(Data items)
______________________________

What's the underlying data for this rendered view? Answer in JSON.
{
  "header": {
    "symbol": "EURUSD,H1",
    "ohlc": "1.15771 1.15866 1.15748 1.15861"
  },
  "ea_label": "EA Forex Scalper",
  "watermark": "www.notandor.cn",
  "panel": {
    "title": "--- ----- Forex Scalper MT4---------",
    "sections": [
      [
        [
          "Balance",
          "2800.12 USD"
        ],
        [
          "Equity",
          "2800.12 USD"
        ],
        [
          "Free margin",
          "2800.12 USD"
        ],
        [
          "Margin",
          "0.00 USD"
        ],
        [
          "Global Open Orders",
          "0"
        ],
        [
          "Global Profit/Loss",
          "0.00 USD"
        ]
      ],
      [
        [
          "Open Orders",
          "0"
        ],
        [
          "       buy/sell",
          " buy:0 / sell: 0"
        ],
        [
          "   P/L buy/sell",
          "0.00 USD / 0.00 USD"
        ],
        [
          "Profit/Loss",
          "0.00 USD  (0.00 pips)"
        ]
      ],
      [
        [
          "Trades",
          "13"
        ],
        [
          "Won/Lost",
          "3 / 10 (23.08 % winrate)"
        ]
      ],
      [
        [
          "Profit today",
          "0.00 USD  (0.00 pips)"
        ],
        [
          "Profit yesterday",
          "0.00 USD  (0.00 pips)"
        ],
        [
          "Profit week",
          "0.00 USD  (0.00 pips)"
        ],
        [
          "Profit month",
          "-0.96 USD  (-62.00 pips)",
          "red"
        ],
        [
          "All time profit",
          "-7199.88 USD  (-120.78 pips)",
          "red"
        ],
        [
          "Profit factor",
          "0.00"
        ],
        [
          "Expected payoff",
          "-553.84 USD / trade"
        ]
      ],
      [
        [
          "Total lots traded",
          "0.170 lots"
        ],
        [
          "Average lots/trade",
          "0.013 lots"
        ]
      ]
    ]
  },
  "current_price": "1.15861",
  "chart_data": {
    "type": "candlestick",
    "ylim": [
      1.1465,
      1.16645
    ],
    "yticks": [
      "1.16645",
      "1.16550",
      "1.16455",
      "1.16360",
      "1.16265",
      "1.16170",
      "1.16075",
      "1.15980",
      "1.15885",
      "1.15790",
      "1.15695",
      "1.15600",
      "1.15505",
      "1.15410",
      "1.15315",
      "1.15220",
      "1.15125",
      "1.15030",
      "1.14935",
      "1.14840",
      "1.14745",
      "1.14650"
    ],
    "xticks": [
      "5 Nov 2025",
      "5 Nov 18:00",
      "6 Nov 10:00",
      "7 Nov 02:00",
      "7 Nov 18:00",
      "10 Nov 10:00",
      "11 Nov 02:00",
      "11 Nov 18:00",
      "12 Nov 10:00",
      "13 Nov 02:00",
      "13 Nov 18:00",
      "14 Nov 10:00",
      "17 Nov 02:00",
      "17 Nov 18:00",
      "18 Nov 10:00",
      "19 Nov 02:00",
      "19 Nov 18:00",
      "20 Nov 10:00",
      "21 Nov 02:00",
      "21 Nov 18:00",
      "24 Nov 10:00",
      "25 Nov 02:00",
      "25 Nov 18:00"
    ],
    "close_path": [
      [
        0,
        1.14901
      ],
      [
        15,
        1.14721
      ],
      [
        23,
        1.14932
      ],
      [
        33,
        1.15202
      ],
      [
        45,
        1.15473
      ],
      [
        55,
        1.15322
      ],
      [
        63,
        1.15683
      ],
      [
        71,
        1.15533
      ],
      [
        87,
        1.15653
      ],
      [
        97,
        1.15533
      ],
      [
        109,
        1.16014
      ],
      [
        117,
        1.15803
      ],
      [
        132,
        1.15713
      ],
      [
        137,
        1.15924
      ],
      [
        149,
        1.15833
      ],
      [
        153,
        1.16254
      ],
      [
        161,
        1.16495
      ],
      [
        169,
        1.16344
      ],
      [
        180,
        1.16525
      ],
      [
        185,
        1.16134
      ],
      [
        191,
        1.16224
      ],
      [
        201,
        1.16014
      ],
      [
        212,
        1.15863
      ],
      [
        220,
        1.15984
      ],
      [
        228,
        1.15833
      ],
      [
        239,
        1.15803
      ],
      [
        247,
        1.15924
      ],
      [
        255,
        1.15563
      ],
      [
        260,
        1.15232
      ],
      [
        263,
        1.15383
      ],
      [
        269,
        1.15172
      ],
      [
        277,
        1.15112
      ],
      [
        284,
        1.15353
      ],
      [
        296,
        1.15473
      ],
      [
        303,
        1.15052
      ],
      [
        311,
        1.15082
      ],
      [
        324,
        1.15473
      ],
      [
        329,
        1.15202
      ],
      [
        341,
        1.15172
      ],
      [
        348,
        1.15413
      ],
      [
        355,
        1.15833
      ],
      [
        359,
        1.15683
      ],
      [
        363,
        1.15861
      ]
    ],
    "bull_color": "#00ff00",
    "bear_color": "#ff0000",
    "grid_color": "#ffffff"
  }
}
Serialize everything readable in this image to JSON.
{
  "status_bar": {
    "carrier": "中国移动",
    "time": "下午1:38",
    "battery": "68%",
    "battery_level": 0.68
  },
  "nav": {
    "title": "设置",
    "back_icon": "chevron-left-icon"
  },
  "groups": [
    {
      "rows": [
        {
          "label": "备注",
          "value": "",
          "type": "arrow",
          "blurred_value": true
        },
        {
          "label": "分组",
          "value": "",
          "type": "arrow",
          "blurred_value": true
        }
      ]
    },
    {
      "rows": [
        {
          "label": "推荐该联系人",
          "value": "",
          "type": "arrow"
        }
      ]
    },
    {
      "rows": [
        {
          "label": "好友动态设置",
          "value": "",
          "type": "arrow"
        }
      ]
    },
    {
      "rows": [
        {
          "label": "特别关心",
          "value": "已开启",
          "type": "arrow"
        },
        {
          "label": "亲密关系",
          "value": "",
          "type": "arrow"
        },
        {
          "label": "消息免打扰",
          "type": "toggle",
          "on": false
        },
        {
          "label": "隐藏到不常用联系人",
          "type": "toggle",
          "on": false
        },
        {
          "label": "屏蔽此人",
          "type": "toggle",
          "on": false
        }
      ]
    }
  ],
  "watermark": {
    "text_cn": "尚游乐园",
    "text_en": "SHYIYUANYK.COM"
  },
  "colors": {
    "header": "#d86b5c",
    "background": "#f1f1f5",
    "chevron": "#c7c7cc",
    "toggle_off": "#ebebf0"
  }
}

______________________________

▶ Aim: Reproduce each record exactly as it appears.

▶ Response to this task:
What's the underlying data for this rendered view? Answer in JSON.
{
  "header": {
    "symbol": "EURUSD,H1",
    "ohlc": "1.15771 1.15866 1.15748 1.15861"
  },
  "ea_label": "EA Forex Scalper",
  "watermark": "www.notandor.cn",
  "panel": {
    "title": "--- ----- Forex Scalper MT4---------",
    "sections": [
      [
        [
          "Balance",
          "2800.12 USD"
        ],
        [
          "Equity",
          "2800.12 USD"
        ],
        [
          "Free margin",
          "2800.12 USD"
        ],
        [
          "Margin",
          "0.00 USD"
        ],
        [
          "Global Open Orders",
          "0"
        ],
        [
          "Global Profit/Loss",
          "0.00 USD"
        ]
      ],
      [
        [
          "Open Orders",
          "0"
        ],
        [
          "       buy/sell",
          " buy:0 / sell: 0"
        ],
        [
          "   P/L buy/sell",
          "0.00 USD / 0.00 USD"
        ],
        [
          "Profit/Loss",
          "0.00 USD  (0.00 pips)"
        ]
      ],
      [
        [
          "Trades",
          "13"
        ],
        [
          "Won/Lost",
          "3 / 10 (23.08 % winrate)"
        ]
      ],
      [
        [
          "Profit today",
          "0.00 USD  (0.00 pips)"
        ],
        [
          "Profit yesterday",
          "0.00 USD  (0.00 pips)"
        ],
        [
          "Profit week",
          "0.00 USD  (0.00 pips)"
        ],
        [
          "Profit month",
          "-0.96 USD  (-62.00 pips)",
          "red"
        ],
        [
          "All time profit",
          "-7199.88 USD  (-120.78 pips)",
          "red"
        ],
        [
          "Profit factor",
          "0.00"
        ],
        [
          "Expected payoff",
          "-553.84 USD / trade"
        ]
      ],
      [
        [
          "Total lots traded",
          "0.170 lots"
        ],
        [
          "Average lots/trade",
          "0.013 lots"
        ]
      ]
    ]
  },
  "current_price": "1.15861",
  "chart_data": {
    "type": "candlestick",
    "ylim": [
      1.1465,
      1.16645
    ],
    "yticks": [
      "1.16645",
      "1.16550",
      "1.16455",
      "1.16360",
      "1.16265",
      "1.16170",
      "1.16075",
      "1.15980",
      "1.15885",
      "1.15790",
      "1.15695",
      "1.15600",
      "1.15505",
      "1.15410",
      "1.15315",
      "1.15220",
      "1.15125",
      "1.15030",
      "1.14935",
      "1.14840",
      "1.14745",
      "1.14650"
    ],
    "xticks": [
      "5 Nov 2025",
      "5 Nov 18:00",
      "6 Nov 10:00",
      "7 Nov 02:00",
      "7 Nov 18:00",
      "10 Nov 10:00",
      "11 Nov 02:00",
      "11 Nov 18:00",
      "12 Nov 10:00",
      "13 Nov 02:00",
      "13 Nov 18:00",
      "14 Nov 10:00",
      "17 Nov 02:00",
      "17 Nov 18:00",
      "18 Nov 10:00",
      "19 Nov 02:00",
      "19 Nov 18:00",
      "20 Nov 10:00",
      "21 Nov 02:00",
      "21 Nov 18:00",
      "24 Nov 10:00",
      "25 Nov 02:00",
      "25 Nov 18:00"
    ],
    "close_path": [
      [
        0,
        1.14901
      ],
      [
        15,
        1.14721
      ],
      [
        23,
        1.14932
      ],
      [
        33,
        1.15202
      ],
      [
        45,
        1.15473
      ],
      [
        55,
        1.15322
      ],
      [
        63,
        1.15683
      ],
      [
        71,
        1.15533
      ],
      [
        87,
        1.15653
      ],
      [
        97,
        1.15533
      ],
      [
        109,
        1.16014
      ],
      [
        117,
        1.15803
      ],
      [
        132,
        1.15713
      ],
      [
        137,
        1.15924
      ],
      [
        149,
        1.15833
      ],
      [
        153,
        1.16254
      ],
      [
        161,
        1.16495
      ],
      [
        169,
        1.16344
      ],
      [
        180,
        1.16525
      ],
      [
        185,
        1.16134
      ],
      [
        191,
        1.16224
      ],
      [
        201,
        1.16014
      ],
      [
        212,
        1.15863
      ],
      [
        220,
        1.15984
      ],
      [
        228,
        1.15833
      ],
      [
        239,
        1.15803
      ],
      [
        247,
        1.15924
      ],
      [
        255,
        1.15563
      ],
      [
        260,
        1.15232
      ],
      [
        263,
        1.15383
      ],
      [
        269,
        1.15172
      ],
      [
        277,
        1.15112
      ],
      [
        284,
        1.15353
      ],
      [
        296,
        1.15473
      ],
      [
        303,
        1.15052
      ],
      [
        311,
        1.15082
      ],
      [
        324,
        1.15473
      ],
      [
        329,
        1.15202
      ],
      [
        341,
        1.15172
      ],
      [
        348,
        1.15413
      ],
      [
        355,
        1.15833
      ],
      [
        359,
        1.15683
      ],
      [
        363,
        1.15861
      ]
    ],
    "bull_color": "#00ff00",
    "bear_color": "#ff0000",
    "grid_color": "#ffffff"
  }
}
Serialize everything readable in this image to JSON.
{
  "status_bar": {
    "carrier": "中国移动",
    "time": "下午1:38",
    "battery": "68%",
    "battery_level": 0.68
  },
  "nav": {
    "title": "设置",
    "back_icon": "chevron-left-icon"
  },
  "groups": [
    {
      "rows": [
        {
          "label": "备注",
          "value": "",
          "type": "arrow",
          "blurred_value": true
        },
        {
          "label": "分组",
          "value": "",
          "type": "arrow",
          "blurred_value": true
        }
      ]
    },
    {
      "rows": [
        {
          "label": "推荐该联系人",
          "value": "",
          "type": "arrow"
        }
      ]
    },
    {
      "rows": [
        {
          "label": "好友动态设置",
          "value": "",
          "type": "arrow"
        }
      ]
    },
    {
      "rows": [
        {
          "label": "特别关心",
          "value": "已开启",
          "type": "arrow"
        },
        {
          "label": "亲密关系",
          "value": "",
          "type": "arrow"
        },
        {
          "label": "消息免打扰",
          "type": "toggle",
          "on": false
        },
        {
          "label": "隐藏到不常用联系人",
          "type": "toggle",
          "on": false
        },
        {
          "label": "屏蔽此人",
          "type": "toggle",
          "on": false
        }
      ]
    }
  ],
  "watermark": {
    "text_cn": "尚游乐园",
    "text_en": "SHYIYUANYK.COM"
  },
  "colors": {
    "header": "#d86b5c",
    "background": "#f1f1f5",
    "chevron": "#c7c7cc",
    "toggle_off": "#ebebf0"
  }
}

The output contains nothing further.